-- Begin Supplied passage --
If the caller is going to take some time to consume each, then there may be some merit to an approach that only processes one log at a time, but can do that while the caller is consuming the previous log; i.e. it begins a Task for the next item before the yield, and waits for completion after the yield... but that is again, pretty complex. As a simplified example:
static void Main()
{
foreach(string s in Get())
{
Console.WriteLine(s);
}
}
static IEnumerable<string> Get() {
var source = new[] {1, 2, 3, 4, 5};
Task<string> outstandingItem = null;
Func<object, string> transform = x => ProcessItem((int) x);
foreach(var item in source)
{
var tmp = outstandingItem;
// note: passed in as "state", not captured, so not a foreach/capture bug
outstandingItem = new Task<string>(transform, item);
outstandingItem.Start();
if (tmp != null) yield return tmp.Result;
}
if (outstandingItem != null) yield return outstandingItem.Result;
}
static string ProcessItem(int i)
{
return i.ToString();
}
I don't want to be offensive, but maybe there is a lack of understanding. Parallel.ForEach means that the TPL will run the foreach according to the available hardware in several threads. But that means, that ii is possible to do that work in parallel! yield return gives you the opportunity to get some values out of a list (or what-so-ever) and give them back one-by-one as they are needed. It prevents of the need to first find all items matching the condition and then iterate over them. That is indeed a performance advantage, but can't be done in parallel.
-- End Supplied passage --
-- Begin Given data --
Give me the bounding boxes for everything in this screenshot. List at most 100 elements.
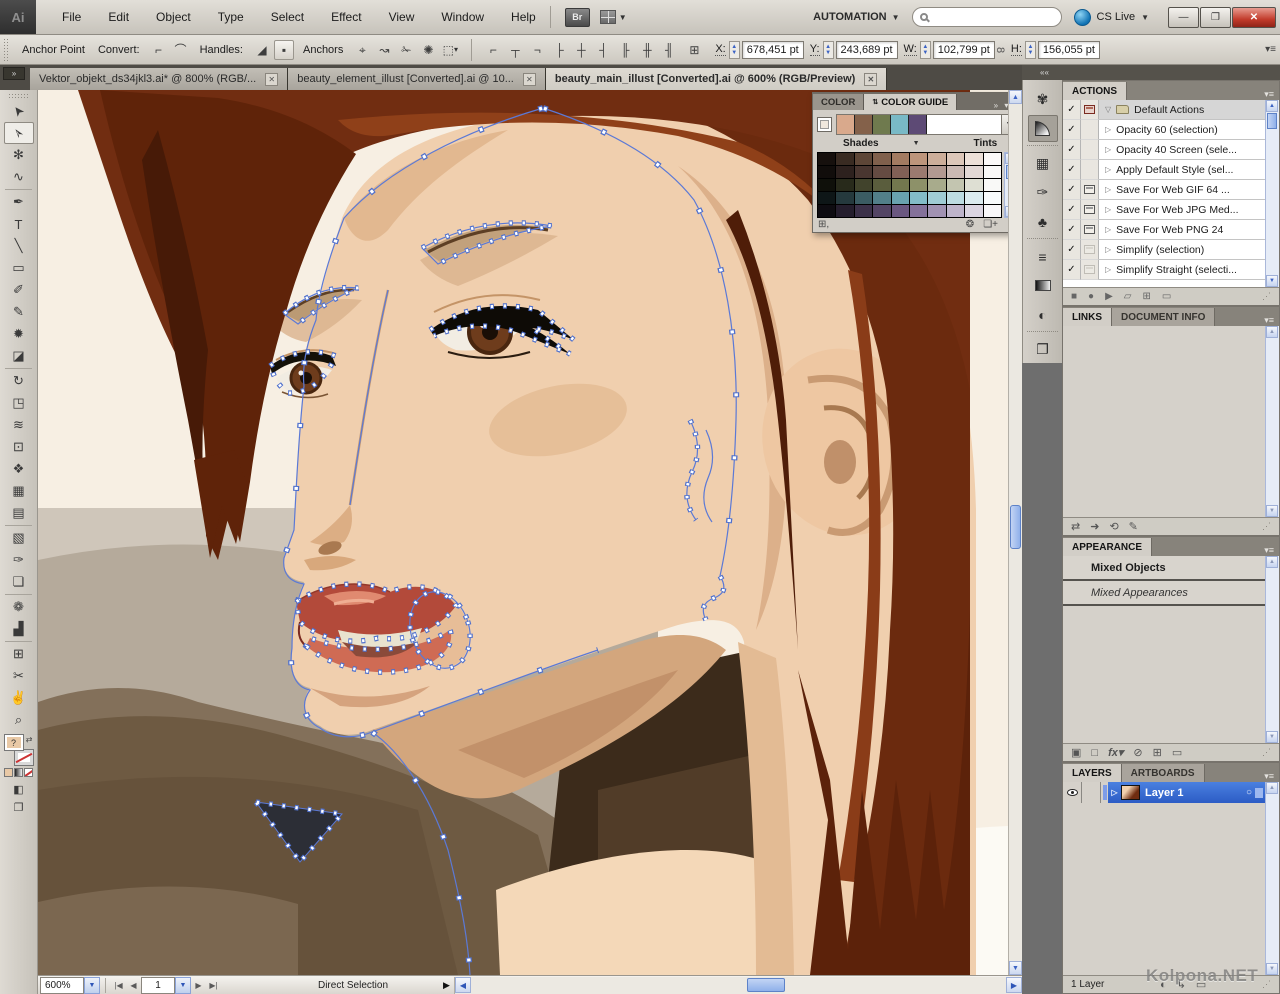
-- End Given data --
=== Instructions ===
1: In the forum discussion of yield return and Parallel.ForEach, why does the Get() method start a Task for the next item before the yield return? Answer in one to three sentences.
2: Carry on the forum discussion of yield return and Parallel.ForEach from where it stops.
The data was taken from a different source than the text.

=== Responses to the tasks ===
1: Starting the next item's Task before the yield lets that item be processed while the caller is still consuming the previous one. This helps when the caller takes some time to consume each log. Only one log is processed at a time, but that work overlaps with the caller's consumption.

2:
Although the question is old I've managed to do something just for fun.
class Program
{
static void Main(string[] args)
{
foreach (var message in GetMessages())
{
Console.WriteLine(message);
}
}
// Parallel yield
private static IEnumerable<string> GetMessages()
{
int total = 0;
bool completed = false;
var batches = Enumerable.Range(1, 100).Select(i => new Computer() { Id = i });
var qu = new ConcurrentQueue<Computer>();
Task.Run(() =>
{
try
{
Parallel.ForEach(batches,
() => 0,
(item, loop, subtotal) =>
{
Thread.Sleep(1000);
qu.Enqueue(item);
return subtotal + 1;
},
result => Interlocked.Add(ref total, result));
}
finally
{
completed = true;
}
});
int current = 0;
while (current < total || !completed)
{
SpinWait.SpinUntil(() => current < total || completed);
if (current == total) yield break;
current++;
qu.TryDequeue(out Computer computer);
yield return $"Completed {computer.Id}";
}
}
}
public class Computer
{
public int Id { get; set; }
}
Compared to Koray's answer this one really uses all the CPU cores.
You can use the following extension method
public static class ParallelExtensions
{
public static IEnumerable<T1> OrderedParallel<T, T1>(this IEnumerable<T> list, Func<T, T1> action)
{
var unorderedResult = new ConcurrentBag<(long, T1)>();
Parallel.ForEach(list, (o, state, i) =>
{
unorderedResult.Add((i, action.Invoke(o)));
});
var ordered = unorderedResult.OrderBy(o => o.Item1);
return ordered.Select(o => o.Item2);
}
}
use like:
public void FillLogs(IEnumerable<IComputer> computers)
{
cpt.Logs = computers.OrderedParallel(o => o.GetRawLogs()).ToList();
}
Hope this will save you some time.
How about
Queue<string> qu = new Queue<string>();
bool finished = false;
Task.Factory.StartNew(() =>
{
Parallel.ForEach(get_list(), (item) =>
{
string itemToReturn = heavyWorkOnItem(item);
lock (qu)
qu.Enqueue(itemToReturn );
});
finished = true;
});
while (!finished)
{
lock (qu)
while (qu.Count > 0)
yield return qu.Dequeue();
//maybe a thread sleep here?
}
Edit:
I think this is better:
public static IEnumerable<TOutput> ParallelYieldReturn<TSource, TOutput>(this IEnumerable<TSource> source, Func<TSource, TOutput> func)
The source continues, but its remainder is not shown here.